- Requirements -
Copy each line below that includes "JSON".

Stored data
• • • • • • •
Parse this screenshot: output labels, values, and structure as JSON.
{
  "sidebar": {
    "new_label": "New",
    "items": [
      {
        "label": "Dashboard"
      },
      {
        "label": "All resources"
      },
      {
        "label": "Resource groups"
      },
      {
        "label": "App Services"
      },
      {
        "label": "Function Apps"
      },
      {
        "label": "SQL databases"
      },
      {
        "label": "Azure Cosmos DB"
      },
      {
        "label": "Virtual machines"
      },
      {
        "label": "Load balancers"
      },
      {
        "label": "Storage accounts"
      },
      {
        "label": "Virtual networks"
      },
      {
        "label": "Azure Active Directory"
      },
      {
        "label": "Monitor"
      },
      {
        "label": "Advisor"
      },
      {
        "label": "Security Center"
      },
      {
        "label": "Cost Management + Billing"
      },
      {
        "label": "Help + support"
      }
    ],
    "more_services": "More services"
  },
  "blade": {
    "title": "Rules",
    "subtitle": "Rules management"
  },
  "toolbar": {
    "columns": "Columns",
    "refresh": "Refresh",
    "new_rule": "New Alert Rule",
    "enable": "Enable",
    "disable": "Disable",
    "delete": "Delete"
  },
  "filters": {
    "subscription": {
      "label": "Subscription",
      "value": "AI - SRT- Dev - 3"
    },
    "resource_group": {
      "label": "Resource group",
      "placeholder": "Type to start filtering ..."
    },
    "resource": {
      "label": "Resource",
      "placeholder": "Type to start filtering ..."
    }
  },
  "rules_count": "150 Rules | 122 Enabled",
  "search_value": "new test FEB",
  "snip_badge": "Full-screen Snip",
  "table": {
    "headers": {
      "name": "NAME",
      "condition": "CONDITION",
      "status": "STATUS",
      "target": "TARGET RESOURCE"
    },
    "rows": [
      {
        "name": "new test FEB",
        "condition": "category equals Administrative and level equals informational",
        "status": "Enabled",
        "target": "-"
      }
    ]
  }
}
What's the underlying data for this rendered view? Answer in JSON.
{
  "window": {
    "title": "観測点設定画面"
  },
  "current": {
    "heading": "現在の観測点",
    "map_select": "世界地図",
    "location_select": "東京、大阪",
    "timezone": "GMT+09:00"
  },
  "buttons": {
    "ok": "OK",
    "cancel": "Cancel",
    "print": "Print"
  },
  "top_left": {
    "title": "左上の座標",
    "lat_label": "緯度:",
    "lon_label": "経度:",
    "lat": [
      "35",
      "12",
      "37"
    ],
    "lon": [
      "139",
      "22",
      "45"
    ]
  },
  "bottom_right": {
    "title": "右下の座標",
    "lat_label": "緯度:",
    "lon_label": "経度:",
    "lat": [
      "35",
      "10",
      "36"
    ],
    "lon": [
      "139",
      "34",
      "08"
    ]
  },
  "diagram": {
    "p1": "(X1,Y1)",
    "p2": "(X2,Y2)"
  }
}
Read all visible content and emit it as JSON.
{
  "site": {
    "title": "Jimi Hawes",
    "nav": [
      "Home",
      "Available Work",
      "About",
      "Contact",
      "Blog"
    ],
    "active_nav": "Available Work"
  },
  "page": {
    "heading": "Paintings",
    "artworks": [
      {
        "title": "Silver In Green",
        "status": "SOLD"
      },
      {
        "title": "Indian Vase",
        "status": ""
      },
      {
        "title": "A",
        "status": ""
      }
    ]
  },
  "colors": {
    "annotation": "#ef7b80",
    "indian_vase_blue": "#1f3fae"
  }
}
• • • • • • •
- Completed exercise -
Parse this screenshot: output labels, values, and structure as JSON.
What's the underlying data for this rendered view? Answer in JSON.
Read all visible content and emit it as JSON.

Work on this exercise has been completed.